** Begin Data shown **

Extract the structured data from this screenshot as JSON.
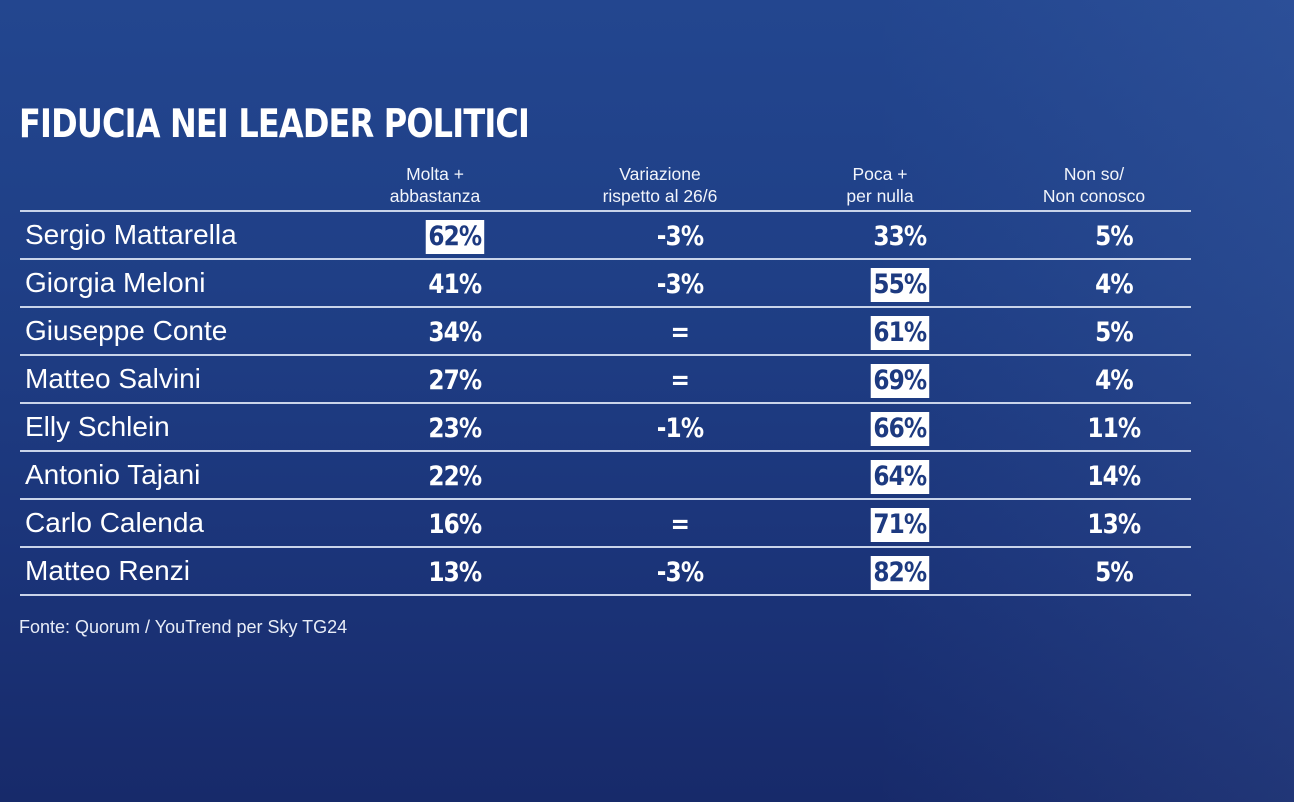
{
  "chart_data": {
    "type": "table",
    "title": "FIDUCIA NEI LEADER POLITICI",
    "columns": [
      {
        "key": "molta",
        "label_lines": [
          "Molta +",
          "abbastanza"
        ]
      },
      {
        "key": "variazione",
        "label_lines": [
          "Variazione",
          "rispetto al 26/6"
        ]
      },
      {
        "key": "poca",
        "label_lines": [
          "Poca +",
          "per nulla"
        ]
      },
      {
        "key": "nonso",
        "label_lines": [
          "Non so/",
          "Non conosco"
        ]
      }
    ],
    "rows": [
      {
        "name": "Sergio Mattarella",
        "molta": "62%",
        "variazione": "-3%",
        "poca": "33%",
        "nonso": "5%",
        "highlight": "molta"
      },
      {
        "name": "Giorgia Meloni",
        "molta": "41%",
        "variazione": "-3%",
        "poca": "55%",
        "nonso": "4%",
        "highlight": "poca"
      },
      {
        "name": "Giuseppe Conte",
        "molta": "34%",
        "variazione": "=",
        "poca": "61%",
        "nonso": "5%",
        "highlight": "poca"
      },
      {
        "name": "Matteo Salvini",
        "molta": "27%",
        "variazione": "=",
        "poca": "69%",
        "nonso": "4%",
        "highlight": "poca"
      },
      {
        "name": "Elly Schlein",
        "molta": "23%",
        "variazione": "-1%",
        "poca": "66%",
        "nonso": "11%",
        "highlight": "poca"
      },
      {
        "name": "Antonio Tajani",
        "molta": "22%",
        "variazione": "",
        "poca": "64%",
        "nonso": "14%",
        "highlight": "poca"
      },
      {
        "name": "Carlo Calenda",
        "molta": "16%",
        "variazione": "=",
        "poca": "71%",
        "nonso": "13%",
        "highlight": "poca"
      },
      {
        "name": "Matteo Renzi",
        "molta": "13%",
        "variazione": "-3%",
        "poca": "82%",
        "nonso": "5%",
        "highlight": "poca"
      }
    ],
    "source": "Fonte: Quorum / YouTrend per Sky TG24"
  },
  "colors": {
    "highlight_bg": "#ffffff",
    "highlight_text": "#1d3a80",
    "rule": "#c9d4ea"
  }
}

** End Data shown **
** Begin Data shown **

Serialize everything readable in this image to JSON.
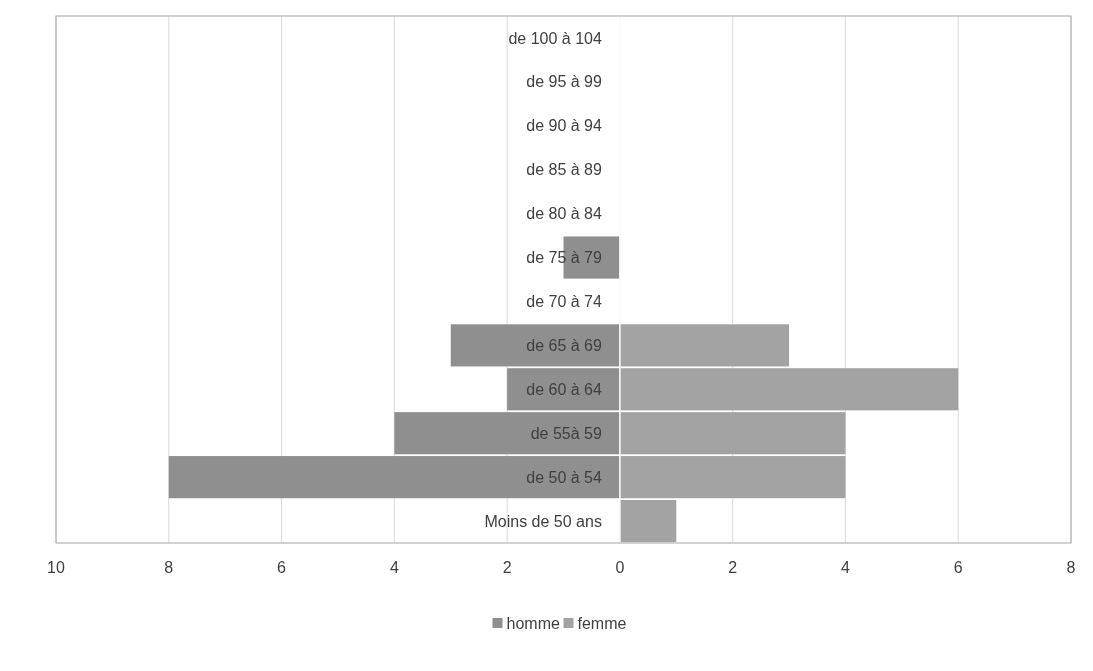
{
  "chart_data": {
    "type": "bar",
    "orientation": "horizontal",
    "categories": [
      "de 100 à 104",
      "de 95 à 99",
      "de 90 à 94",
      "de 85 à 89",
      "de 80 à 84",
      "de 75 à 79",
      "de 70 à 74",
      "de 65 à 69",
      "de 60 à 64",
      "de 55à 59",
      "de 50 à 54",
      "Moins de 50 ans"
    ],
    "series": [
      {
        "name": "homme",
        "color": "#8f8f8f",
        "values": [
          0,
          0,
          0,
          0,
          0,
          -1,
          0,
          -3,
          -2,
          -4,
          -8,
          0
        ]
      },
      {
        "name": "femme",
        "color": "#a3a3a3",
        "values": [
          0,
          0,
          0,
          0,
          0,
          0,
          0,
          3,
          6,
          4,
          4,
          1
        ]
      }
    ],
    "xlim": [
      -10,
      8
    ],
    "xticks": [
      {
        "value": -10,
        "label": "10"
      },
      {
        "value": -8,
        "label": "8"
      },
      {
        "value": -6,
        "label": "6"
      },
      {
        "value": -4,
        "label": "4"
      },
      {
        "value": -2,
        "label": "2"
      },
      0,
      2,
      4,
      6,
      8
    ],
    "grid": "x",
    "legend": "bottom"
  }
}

** End Data shown **

## Task
Looking at the material above, count the lines that hold "Matteo" and give the total alone.

## Output below
2